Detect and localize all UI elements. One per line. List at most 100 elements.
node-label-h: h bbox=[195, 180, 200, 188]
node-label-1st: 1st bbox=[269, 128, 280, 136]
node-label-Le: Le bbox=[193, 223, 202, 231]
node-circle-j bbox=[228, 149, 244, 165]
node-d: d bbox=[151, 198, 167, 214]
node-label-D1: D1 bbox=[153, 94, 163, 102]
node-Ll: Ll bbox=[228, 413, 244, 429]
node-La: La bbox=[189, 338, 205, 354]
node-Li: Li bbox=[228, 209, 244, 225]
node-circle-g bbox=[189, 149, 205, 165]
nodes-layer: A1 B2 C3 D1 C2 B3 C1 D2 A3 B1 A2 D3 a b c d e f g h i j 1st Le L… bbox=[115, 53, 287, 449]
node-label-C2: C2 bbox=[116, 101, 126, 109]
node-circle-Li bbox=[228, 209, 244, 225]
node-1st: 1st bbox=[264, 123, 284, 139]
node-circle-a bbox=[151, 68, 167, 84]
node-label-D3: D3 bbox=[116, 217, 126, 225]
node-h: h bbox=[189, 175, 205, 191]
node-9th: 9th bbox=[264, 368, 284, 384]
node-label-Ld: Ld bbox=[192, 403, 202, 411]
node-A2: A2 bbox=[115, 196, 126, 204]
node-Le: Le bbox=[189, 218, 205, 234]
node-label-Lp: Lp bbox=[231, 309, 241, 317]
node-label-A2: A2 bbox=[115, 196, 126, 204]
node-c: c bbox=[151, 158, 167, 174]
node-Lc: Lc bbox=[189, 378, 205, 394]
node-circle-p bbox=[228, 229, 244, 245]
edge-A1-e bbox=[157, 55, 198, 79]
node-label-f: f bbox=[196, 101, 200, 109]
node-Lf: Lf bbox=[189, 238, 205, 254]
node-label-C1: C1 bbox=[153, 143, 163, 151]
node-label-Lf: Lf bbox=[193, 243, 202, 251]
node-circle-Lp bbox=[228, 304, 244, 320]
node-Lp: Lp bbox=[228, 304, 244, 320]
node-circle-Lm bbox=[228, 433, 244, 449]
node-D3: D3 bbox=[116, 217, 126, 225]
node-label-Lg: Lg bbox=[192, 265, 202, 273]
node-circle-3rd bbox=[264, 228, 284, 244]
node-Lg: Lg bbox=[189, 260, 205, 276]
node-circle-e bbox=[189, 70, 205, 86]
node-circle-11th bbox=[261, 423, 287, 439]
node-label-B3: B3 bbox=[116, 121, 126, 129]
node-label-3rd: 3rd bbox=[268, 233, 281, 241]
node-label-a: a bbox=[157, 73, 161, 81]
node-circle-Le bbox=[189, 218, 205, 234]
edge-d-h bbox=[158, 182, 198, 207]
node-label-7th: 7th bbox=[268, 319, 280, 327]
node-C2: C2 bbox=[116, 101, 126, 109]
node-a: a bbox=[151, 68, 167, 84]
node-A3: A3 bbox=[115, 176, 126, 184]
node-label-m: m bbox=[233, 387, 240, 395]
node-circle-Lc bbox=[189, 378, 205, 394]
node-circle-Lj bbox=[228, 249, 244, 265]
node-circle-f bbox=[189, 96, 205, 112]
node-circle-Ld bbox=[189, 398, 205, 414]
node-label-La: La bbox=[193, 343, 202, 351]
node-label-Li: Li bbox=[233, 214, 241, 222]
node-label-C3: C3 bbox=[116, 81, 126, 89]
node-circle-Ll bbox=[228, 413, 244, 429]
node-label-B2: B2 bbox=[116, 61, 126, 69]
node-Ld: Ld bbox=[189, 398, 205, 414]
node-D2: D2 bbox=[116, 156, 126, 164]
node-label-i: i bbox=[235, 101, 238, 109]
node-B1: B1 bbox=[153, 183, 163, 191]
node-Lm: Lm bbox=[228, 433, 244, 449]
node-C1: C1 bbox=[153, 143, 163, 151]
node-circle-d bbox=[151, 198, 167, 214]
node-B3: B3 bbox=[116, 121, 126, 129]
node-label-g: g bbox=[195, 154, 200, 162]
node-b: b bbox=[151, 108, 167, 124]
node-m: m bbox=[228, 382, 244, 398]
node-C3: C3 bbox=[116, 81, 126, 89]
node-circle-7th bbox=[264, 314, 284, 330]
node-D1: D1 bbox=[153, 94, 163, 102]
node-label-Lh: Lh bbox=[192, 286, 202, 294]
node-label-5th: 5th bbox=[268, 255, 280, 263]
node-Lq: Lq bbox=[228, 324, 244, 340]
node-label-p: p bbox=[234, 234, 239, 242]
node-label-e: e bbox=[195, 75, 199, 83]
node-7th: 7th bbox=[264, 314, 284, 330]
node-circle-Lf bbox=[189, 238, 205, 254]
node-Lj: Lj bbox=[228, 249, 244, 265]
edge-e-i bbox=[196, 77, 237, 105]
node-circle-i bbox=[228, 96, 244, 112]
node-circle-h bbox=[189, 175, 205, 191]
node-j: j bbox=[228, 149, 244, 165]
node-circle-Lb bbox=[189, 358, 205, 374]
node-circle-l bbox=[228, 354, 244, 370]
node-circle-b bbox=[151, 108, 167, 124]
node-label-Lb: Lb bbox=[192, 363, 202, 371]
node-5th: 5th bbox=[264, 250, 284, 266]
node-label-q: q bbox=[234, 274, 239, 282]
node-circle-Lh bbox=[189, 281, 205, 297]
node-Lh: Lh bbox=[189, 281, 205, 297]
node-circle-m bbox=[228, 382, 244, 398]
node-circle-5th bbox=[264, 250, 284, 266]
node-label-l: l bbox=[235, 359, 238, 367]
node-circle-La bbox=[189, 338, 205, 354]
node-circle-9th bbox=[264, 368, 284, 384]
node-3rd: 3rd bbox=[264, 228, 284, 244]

::::

Arrange every line of the items above as a numbered list, leaving out any blank lines.

1. Detect and localize all UI elements. One per line. List at most 100 elements.
2. node-label-h: h bbox=[195, 180, 200, 188]
3. node-label-1st: 1st bbox=[269, 128, 280, 136]
4. node-label-Le: Le bbox=[193, 223, 202, 231]
5. node-circle-j bbox=[228, 149, 244, 165]
6. node-d: d bbox=[151, 198, 167, 214]
7. node-label-D1: D1 bbox=[153, 94, 163, 102]
8. node-Ll: Ll bbox=[228, 413, 244, 429]
9. node-La: La bbox=[189, 338, 205, 354]
10. node-Li: Li bbox=[228, 209, 244, 225]
11. node-circle-g bbox=[189, 149, 205, 165]
12. nodes-layer: A1 B2 C3 D1 C2 B3 C1 D2 A3 B1 A2 D3 a b c d e f g h i j 1st Le L… bbox=[115, 53, 287, 449]
13. node-label-C2: C2 bbox=[116, 101, 126, 109]
14. node-circle-Li bbox=[228, 209, 244, 225]
15. node-1st: 1st bbox=[264, 123, 284, 139]
16. node-circle-a bbox=[151, 68, 167, 84]
17. node-label-D3: D3 bbox=[116, 217, 126, 225]
18. node-h: h bbox=[189, 175, 205, 191]
19. node-9th: 9th bbox=[264, 368, 284, 384]
20. node-label-Ld: Ld bbox=[192, 403, 202, 411]
21. node-A2: A2 bbox=[115, 196, 126, 204]
22. node-Le: Le bbox=[189, 218, 205, 234]
23. node-label-Lp: Lp bbox=[231, 309, 241, 317]
24. node-label-A2: A2 bbox=[115, 196, 126, 204]
25. node-c: c bbox=[151, 158, 167, 174]
26. node-Lc: Lc bbox=[189, 378, 205, 394]
27. node-circle-p bbox=[228, 229, 244, 245]
28. edge-A1-e bbox=[157, 55, 198, 79]
29. node-label-f: f bbox=[196, 101, 200, 109]
30. node-Lf: Lf bbox=[189, 238, 205, 254]
31. node-label-C1: C1 bbox=[153, 143, 163, 151]
32. node-label-Lf: Lf bbox=[193, 243, 202, 251]
33. node-circle-Lp bbox=[228, 304, 244, 320]
34. node-Lp: Lp bbox=[228, 304, 244, 320]
35. node-circle-Lm bbox=[228, 433, 244, 449]
36. node-D3: D3 bbox=[116, 217, 126, 225]
37. node-label-Lg: Lg bbox=[192, 265, 202, 273]
38. node-circle-3rd bbox=[264, 228, 284, 244]
39. node-Lg: Lg bbox=[189, 260, 205, 276]
40. node-circle-e bbox=[189, 70, 205, 86]
41. node-circle-11th bbox=[261, 423, 287, 439]
42. node-label-B3: B3 bbox=[116, 121, 126, 129]
43. node-label-3rd: 3rd bbox=[268, 233, 281, 241]
44. node-label-a: a bbox=[157, 73, 161, 81]
45. node-circle-Le bbox=[189, 218, 205, 234]
46. edge-d-h bbox=[158, 182, 198, 207]
47. node-label-7th: 7th bbox=[268, 319, 280, 327]
48. node-C2: C2 bbox=[116, 101, 126, 109]
49. node-a: a bbox=[151, 68, 167, 84]
50. node-A3: A3 bbox=[115, 176, 126, 184]
51. node-label-m: m bbox=[233, 387, 240, 395]
52. node-circle-Lc bbox=[189, 378, 205, 394]
53. node-circle-Lj bbox=[228, 249, 244, 265]
54. node-circle-f bbox=[189, 96, 205, 112]
55. node-circle-Ld bbox=[189, 398, 205, 414]
56. node-label-La: La bbox=[193, 343, 202, 351]
57. node-label-Li: Li bbox=[233, 214, 241, 222]
58. node-label-C3: C3 bbox=[116, 81, 126, 89]
59. node-circle-Ll bbox=[228, 413, 244, 429]
60. node-label-B2: B2 bbox=[116, 61, 126, 69]
61. node-Ld: Ld bbox=[189, 398, 205, 414]
62. node-D2: D2 bbox=[116, 156, 126, 164]
63. node-label-i: i bbox=[235, 101, 238, 109]
64. node-B1: B1 bbox=[153, 183, 163, 191]
65. node-Lm: Lm bbox=[228, 433, 244, 449]
66. node-C1: C1 bbox=[153, 143, 163, 151]
67. node-circle-d bbox=[151, 198, 167, 214]
68. node-B3: B3 bbox=[116, 121, 126, 129]
69. node-label-g: g bbox=[195, 154, 200, 162]
70. node-b: b bbox=[151, 108, 167, 124]
71. node-m: m bbox=[228, 382, 244, 398]
72. node-C3: C3 bbox=[116, 81, 126, 89]
73. node-circle-7th bbox=[264, 314, 284, 330]
74. node-D1: D1 bbox=[153, 94, 163, 102]
75. node-label-Lh: Lh bbox=[192, 286, 202, 294]
76. node-label-5th: 5th bbox=[268, 255, 280, 263]
77. node-Lq: Lq bbox=[228, 324, 244, 340]
78. node-label-p: p bbox=[234, 234, 239, 242]
79. node-label-e: e bbox=[195, 75, 199, 83]
80. node-7th: 7th bbox=[264, 314, 284, 330]
81. node-circle-Lf bbox=[189, 238, 205, 254]
82. node-Lj: Lj bbox=[228, 249, 244, 265]
83. edge-e-i bbox=[196, 77, 237, 105]
84. node-circle-i bbox=[228, 96, 244, 112]
85. node-circle-h bbox=[189, 175, 205, 191]
86. node-j: j bbox=[228, 149, 244, 165]
87. node-circle-Lb bbox=[189, 358, 205, 374]
88. node-circle-l bbox=[228, 354, 244, 370]
89. node-circle-b bbox=[151, 108, 167, 124]
90. node-label-Lb: Lb bbox=[192, 363, 202, 371]
91. node-5th: 5th bbox=[264, 250, 284, 266]
92. node-label-q: q bbox=[234, 274, 239, 282]
93. node-circle-Lh bbox=[189, 281, 205, 297]
94. node-Lh: Lh bbox=[189, 281, 205, 297]
95. node-circle-m bbox=[228, 382, 244, 398]
96. node-circle-5th bbox=[264, 250, 284, 266]
97. node-label-l: l bbox=[235, 359, 238, 367]
98. node-circle-La bbox=[189, 338, 205, 354]
99. node-circle-9th bbox=[264, 368, 284, 384]
100. node-3rd: 3rd bbox=[264, 228, 284, 244]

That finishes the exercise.